WORK TO DO
Every record below is to be retyped exactly.

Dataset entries

┄┄┄┄┄┄┄┄┄┄┄┄┄┄┄┄┄┄┄┄

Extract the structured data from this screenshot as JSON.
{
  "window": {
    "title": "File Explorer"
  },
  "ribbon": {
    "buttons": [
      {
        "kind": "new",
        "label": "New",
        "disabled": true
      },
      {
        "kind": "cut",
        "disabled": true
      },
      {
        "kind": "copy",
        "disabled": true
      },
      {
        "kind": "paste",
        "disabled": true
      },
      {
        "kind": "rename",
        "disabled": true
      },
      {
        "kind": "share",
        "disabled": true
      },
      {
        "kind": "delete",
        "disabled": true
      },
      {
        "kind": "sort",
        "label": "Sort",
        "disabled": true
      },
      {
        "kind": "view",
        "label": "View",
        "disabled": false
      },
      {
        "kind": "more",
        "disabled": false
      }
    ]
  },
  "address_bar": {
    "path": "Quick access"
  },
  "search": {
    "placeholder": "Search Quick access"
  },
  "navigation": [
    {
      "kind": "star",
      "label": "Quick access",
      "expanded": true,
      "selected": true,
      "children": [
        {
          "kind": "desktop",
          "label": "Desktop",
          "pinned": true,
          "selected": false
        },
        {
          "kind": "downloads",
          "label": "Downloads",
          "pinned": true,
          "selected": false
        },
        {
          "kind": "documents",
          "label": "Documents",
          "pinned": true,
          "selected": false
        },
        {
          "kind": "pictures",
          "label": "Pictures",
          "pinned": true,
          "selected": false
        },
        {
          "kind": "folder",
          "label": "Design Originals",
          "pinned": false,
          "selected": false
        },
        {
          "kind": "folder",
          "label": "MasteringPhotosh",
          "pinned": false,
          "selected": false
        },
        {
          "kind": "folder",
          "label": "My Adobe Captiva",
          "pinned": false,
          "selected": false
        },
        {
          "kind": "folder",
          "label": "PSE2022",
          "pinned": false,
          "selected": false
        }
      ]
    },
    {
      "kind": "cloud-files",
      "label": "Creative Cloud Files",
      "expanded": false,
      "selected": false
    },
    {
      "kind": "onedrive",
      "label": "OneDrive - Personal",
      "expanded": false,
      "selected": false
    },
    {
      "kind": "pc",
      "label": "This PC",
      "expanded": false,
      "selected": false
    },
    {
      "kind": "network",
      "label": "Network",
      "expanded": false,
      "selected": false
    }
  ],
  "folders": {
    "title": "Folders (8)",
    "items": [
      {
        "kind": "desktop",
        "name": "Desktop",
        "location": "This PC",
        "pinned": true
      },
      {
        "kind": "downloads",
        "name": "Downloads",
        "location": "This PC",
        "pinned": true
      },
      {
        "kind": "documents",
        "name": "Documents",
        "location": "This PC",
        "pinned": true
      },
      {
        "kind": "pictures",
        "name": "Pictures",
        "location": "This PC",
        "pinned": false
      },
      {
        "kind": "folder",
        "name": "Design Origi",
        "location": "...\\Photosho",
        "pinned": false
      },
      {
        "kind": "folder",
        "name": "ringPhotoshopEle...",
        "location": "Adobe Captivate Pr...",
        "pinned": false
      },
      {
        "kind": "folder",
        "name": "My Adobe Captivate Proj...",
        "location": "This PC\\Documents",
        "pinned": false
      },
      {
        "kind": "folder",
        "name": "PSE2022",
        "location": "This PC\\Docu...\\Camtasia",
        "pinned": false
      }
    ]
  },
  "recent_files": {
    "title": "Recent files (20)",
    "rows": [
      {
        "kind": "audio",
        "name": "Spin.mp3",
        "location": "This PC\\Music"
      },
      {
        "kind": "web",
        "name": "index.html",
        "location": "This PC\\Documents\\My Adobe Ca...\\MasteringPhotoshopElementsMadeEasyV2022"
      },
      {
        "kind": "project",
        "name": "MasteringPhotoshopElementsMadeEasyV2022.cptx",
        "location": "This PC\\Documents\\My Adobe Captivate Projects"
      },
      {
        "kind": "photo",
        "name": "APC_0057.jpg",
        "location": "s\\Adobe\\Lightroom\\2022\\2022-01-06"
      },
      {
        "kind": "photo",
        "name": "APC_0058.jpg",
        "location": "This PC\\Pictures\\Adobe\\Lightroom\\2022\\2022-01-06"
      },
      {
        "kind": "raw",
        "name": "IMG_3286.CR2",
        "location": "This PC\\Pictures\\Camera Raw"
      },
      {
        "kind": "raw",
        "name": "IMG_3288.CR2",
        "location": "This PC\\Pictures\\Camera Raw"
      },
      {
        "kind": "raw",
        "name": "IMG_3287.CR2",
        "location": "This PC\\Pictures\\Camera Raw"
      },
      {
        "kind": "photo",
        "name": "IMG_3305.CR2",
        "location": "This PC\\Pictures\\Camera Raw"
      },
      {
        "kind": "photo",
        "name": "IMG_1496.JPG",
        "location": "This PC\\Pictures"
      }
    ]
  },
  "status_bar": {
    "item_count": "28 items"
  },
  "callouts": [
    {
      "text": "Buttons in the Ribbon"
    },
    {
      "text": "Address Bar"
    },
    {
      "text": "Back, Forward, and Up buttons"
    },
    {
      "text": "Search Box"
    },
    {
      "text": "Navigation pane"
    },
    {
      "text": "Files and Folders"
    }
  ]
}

┄┄┄┄┄┄┄┄┄┄┄┄┄┄┄┄┄┄┄┄

ANSWER TO THIS PROBLEM
Extract the structured data from this screenshot as JSON.
{
  "window": {
    "title": "File Explorer"
  },
  "ribbon": {
    "buttons": [
      {
        "kind": "new",
        "label": "New",
        "disabled": true
      },
      {
        "kind": "cut",
        "disabled": true
      },
      {
        "kind": "copy",
        "disabled": true
      },
      {
        "kind": "paste",
        "disabled": true
      },
      {
        "kind": "rename",
        "disabled": true
      },
      {
        "kind": "share",
        "disabled": true
      },
      {
        "kind": "delete",
        "disabled": true
      },
      {
        "kind": "sort",
        "label": "Sort",
        "disabled": true
      },
      {
        "kind": "view",
        "label": "View",
        "disabled": false
      },
      {
        "kind": "more",
        "disabled": false
      }
    ]
  },
  "address_bar": {
    "path": "Quick access"
  },
  "search": {
    "placeholder": "Search Quick access"
  },
  "navigation": [
    {
      "kind": "star",
      "label": "Quick access",
      "expanded": true,
      "selected": true,
      "children": [
        {
          "kind": "desktop",
          "label": "Desktop",
          "pinned": true,
          "selected": false
        },
        {
          "kind": "downloads",
          "label": "Downloads",
          "pinned": true,
          "selected": false
        },
        {
          "kind": "documents",
          "label": "Documents",
          "pinned": true,
          "selected": false
        },
        {
          "kind": "pictures",
          "label": "Pictures",
          "pinned": true,
          "selected": false
        },
        {
          "kind": "folder",
          "label": "Design Originals",
          "pinned": false,
          "selected": false
        },
        {
          "kind": "folder",
          "label": "MasteringPhotosh",
          "pinned": false,
          "selected": false
        },
        {
          "kind": "folder",
          "label": "My Adobe Captiva",
          "pinned": false,
          "selected": false
        },
        {
          "kind": "folder",
          "label": "PSE2022",
          "pinned": false,
          "selected": false
        }
      ]
    },
    {
      "kind": "cloud-files",
      "label": "Creative Cloud Files",
      "expanded": false,
      "selected": false
    },
    {
      "kind": "onedrive",
      "label": "OneDrive - Personal",
      "expanded": false,
      "selected": false
    },
    {
      "kind": "pc",
      "label": "This PC",
      "expanded": false,
      "selected": false
    },
    {
      "kind": "network",
      "label": "Network",
      "expanded": false,
      "selected": false
    }
  ],
  "folders": {
    "title": "Folders (8)",
    "items": [
      {
        "kind": "desktop",
        "name": "Desktop",
        "location": "This PC",
        "pinned": true
      },
      {
        "kind": "downloads",
        "name": "Downloads",
        "location": "This PC",
        "pinned": true
      },
      {
        "kind": "documents",
        "name": "Documents",
        "location": "This PC",
        "pinned": true
      },
      {
        "kind": "pictures",
        "name": "Pictures",
        "location": "This PC",
        "pinned": false
      },
      {
        "kind": "folder",
        "name": "Design Origi",
        "location": "...\\Photosho",
        "pinned": false
      },
      {
        "kind": "folder",
        "name": "ringPhotoshopEle...",
        "location": "Adobe Captivate Pr...",
        "pinned": false
      },
      {
        "kind": "folder",
        "name": "My Adobe Captivate Proj...",
        "location": "This PC\\Documents",
        "pinned": false
      },
      {
        "kind": "folder",
        "name": "PSE2022",
        "location": "This PC\\Docu...\\Camtasia",
        "pinned": false
      }
    ]
  },
  "recent_files": {
    "title": "Recent files (20)",
    "rows": [
      {
        "kind": "audio",
        "name": "Spin.mp3",
        "location": "This PC\\Music"
      },
      {
        "kind": "web",
        "name": "index.html",
        "location": "This PC\\Documents\\My Adobe Ca...\\MasteringPhotoshopElementsMadeEasyV2022"
      },
      {
        "kind": "project",
        "name": "MasteringPhotoshopElementsMadeEasyV2022.cptx",
        "location": "This PC\\Documents\\My Adobe Captivate Projects"
      },
      {
        "kind": "photo",
        "name": "APC_0057.jpg",
        "location": "s\\Adobe\\Lightroom\\2022\\2022-01-06"
      },
      {
        "kind": "photo",
        "name": "APC_0058.jpg",
        "location": "This PC\\Pictures\\Adobe\\Lightroom\\2022\\2022-01-06"
      },
      {
        "kind": "raw",
        "name": "IMG_3286.CR2",
        "location": "This PC\\Pictures\\Camera Raw"
      },
      {
        "kind": "raw",
        "name": "IMG_3288.CR2",
        "location": "This PC\\Pictures\\Camera Raw"
      },
      {
        "kind": "raw",
        "name": "IMG_3287.CR2",
        "location": "This PC\\Pictures\\Camera Raw"
      },
      {
        "kind": "photo",
        "name": "IMG_3305.CR2",
        "location": "This PC\\Pictures\\Camera Raw"
      },
      {
        "kind": "photo",
        "name": "IMG_1496.JPG",
        "location": "This PC\\Pictures"
      }
    ]
  },
  "status_bar": {
    "item_count": "28 items"
  },
  "callouts": [
    {
      "text": "Buttons in the Ribbon"
    },
    {
      "text": "Address Bar"
    },
    {
      "text": "Back, Forward, and Up buttons"
    },
    {
      "text": "Search Box"
    },
    {
      "text": "Navigation pane"
    },
    {
      "text": "Files and Folders"
    }
  ]
}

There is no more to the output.